#### Problem description:
Repeat word for word the part of the discussion about the Akitada novels, starting at "Jeez, I forgot" and ending at "like it or not.".

#### Document passage:
══════════════════════════════
And you've also dealt with at least one child killing in your books, if I remember rightly---it was one of the first that I read--- and it was horrific, but not gratuitous.

Jeez, I forgot about that. The first Akitada novel with some very bad fake monks.  Akitada was too late to prevent it.  I like to give him stuff to feel guilty about.  I have a theory that we gather guilt as we get older, whether we like it or not.

The first Akitada novel with some very bad fake monks.

That's the one!

I guess as you age you gather guilt----but maybe if you live long enough you also can come to shed some, too. Or atone.

Akitada is always seeking atonement, isn't he?  He's suffered plenty. Alienated his wife, lost his son.  But then he rescued the child of the murdered  courtesan, at great risk to himself.  Now he deserves redemption. I haven't read your latest novels, but maybe....:) 

Well, trying to right a wrong is surely good for brownie points and that applies to all mysteries.  But Akitada doesn't see it that way.  That's the point.  What he thinks of himself is not what others or the reader thinks.

(Yes, I see that this is a pretty old topic. lol) This is a topic that regularly comes up for me. Child death in fiction in general is an obvious taboo. It's handled a lot more discreetly (usually) when it is done, and often, it isn't done at all or it's done in a selective limit of "acceptable" kinds of deaths.

I regularly break these rules and just treat my child characters as characters. The fact that I don't feel child main characters equals a child's story likely gives me more opportunity than most, but I am writing stories about deranged killers and they are not going to exclude killing children just because it's upsetting. Heck, that's probably part of why they choose to do it.
══════════════════════════════
#### Data shown:
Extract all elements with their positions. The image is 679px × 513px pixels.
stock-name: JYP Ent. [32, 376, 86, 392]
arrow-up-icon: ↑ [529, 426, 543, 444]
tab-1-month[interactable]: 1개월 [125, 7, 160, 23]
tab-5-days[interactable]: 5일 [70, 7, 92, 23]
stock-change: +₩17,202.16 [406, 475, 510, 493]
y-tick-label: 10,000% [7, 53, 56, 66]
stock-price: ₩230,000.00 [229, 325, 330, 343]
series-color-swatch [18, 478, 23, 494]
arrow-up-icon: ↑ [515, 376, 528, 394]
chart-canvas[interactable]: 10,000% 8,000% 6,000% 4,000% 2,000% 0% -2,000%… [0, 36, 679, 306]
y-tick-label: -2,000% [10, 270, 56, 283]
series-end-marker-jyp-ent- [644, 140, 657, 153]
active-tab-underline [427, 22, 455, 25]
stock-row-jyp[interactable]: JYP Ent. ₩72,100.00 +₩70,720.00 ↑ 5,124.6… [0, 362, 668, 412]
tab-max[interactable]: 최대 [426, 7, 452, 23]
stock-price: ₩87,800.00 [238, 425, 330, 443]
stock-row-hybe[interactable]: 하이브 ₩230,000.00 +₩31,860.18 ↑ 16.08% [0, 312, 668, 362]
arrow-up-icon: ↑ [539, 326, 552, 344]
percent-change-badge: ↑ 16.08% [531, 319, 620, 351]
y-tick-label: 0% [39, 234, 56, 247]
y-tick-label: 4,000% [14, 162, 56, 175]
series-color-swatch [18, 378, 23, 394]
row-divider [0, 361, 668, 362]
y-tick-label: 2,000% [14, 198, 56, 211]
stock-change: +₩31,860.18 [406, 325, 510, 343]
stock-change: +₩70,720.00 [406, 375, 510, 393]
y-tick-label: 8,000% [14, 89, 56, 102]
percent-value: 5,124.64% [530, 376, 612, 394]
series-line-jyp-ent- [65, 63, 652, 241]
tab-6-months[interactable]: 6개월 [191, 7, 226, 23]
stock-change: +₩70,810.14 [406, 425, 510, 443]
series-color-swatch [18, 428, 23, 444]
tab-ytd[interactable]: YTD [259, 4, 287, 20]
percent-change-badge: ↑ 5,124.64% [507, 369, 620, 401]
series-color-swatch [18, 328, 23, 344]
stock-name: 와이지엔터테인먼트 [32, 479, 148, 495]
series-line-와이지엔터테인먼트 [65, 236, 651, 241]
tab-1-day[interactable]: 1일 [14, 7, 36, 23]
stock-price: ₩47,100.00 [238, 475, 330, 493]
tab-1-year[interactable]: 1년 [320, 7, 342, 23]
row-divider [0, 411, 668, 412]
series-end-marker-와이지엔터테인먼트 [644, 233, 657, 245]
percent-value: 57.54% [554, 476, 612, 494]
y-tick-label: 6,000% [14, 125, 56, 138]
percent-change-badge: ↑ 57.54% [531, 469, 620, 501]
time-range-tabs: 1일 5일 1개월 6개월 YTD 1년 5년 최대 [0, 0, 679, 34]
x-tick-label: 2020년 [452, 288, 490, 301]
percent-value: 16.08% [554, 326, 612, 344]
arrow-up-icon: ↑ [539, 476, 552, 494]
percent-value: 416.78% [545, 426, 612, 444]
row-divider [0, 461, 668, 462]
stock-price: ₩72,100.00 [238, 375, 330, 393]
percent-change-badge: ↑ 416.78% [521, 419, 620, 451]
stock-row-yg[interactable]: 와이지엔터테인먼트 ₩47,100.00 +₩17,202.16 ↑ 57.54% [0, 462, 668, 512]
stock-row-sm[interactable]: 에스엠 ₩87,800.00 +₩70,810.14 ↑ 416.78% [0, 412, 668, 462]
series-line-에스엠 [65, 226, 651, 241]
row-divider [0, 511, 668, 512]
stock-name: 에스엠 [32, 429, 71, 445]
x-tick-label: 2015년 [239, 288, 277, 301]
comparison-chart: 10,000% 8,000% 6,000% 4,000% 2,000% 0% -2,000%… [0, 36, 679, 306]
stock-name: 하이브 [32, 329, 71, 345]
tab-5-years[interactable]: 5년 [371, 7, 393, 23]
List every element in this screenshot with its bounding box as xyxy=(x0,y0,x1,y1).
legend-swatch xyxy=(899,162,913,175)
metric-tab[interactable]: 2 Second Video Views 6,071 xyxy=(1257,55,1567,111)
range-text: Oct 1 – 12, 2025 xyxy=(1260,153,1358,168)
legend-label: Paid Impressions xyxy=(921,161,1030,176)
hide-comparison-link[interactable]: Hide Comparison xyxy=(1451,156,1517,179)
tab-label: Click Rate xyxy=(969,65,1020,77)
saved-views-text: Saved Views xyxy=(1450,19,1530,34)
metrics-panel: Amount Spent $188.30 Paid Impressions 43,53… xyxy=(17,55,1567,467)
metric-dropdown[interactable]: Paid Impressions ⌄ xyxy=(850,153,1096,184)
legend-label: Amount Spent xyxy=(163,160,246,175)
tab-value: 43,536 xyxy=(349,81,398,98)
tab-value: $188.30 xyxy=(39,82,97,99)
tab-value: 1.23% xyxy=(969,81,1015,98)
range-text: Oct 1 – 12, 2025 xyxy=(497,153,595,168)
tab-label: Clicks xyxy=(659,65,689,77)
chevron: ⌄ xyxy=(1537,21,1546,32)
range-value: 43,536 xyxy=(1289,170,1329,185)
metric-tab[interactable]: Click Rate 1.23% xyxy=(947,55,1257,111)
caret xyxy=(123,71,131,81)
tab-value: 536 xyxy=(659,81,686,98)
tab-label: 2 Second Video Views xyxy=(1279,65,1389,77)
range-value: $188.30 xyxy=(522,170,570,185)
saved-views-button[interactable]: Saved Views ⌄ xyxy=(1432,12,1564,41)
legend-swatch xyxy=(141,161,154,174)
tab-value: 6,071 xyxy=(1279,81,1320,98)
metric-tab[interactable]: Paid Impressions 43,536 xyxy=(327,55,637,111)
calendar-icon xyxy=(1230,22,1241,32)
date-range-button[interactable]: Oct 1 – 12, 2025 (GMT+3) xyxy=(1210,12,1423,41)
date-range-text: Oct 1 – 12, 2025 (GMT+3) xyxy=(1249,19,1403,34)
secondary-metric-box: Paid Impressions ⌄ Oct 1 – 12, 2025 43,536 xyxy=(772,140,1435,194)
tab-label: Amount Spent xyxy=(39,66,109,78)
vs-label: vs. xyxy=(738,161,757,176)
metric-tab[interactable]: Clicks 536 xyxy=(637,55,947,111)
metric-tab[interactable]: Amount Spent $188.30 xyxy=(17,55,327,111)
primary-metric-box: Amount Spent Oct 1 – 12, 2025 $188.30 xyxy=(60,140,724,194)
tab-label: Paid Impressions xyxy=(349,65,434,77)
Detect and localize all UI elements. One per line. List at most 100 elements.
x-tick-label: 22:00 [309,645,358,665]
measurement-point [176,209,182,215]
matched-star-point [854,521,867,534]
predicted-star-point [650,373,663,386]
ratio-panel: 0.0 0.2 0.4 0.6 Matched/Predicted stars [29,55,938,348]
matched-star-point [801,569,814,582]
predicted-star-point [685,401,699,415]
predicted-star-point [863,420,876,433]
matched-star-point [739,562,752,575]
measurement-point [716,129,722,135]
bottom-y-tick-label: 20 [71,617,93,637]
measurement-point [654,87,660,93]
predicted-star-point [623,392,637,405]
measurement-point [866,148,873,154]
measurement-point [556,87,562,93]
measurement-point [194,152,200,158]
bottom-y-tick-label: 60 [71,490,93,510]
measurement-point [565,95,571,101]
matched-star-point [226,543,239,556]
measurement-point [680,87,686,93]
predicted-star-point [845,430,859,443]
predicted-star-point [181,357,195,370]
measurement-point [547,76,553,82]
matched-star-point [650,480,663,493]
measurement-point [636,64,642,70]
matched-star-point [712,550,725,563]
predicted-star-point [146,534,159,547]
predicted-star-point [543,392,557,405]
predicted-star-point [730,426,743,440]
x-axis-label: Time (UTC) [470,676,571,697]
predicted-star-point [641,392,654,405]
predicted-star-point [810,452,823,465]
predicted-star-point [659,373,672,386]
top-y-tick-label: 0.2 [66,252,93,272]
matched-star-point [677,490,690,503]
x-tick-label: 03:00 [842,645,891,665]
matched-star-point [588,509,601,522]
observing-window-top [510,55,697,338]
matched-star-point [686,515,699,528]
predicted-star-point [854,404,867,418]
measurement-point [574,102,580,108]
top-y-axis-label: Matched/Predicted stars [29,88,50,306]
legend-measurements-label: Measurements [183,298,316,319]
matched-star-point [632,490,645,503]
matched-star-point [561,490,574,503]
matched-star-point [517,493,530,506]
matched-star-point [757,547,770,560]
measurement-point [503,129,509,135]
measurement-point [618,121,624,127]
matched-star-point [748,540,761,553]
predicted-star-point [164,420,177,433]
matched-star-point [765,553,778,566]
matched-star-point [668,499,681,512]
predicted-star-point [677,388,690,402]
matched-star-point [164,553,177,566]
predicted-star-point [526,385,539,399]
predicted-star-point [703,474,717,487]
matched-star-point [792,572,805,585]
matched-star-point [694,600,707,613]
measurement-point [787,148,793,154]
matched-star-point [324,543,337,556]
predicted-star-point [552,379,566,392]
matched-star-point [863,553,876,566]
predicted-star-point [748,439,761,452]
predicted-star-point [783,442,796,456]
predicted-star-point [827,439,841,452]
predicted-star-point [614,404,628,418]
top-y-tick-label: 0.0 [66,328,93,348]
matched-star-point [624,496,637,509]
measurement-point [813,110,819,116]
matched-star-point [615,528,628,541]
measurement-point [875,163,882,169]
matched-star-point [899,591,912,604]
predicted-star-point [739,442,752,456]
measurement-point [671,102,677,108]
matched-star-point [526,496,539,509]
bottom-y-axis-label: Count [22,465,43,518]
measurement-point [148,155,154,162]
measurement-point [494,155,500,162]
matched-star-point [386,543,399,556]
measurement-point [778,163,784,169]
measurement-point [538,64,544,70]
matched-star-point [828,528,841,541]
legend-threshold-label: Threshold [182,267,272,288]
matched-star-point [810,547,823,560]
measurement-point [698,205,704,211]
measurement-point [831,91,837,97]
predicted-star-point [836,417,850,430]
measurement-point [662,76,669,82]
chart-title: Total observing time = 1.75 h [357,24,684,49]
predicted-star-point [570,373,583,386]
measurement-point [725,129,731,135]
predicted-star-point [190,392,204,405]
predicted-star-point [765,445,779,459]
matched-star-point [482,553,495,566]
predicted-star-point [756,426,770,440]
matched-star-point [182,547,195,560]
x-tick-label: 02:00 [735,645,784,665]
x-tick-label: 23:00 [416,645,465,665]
══════════════════════════════
#### Response for this exercise:
Jeez, I forgot about that. The first Akitada novel with some very bad fake monks.  Akitada was too late to prevent it.  I like to give him stuff to feel guilty about.  I have a theory that we gather guilt as we get older, whether we like it or not.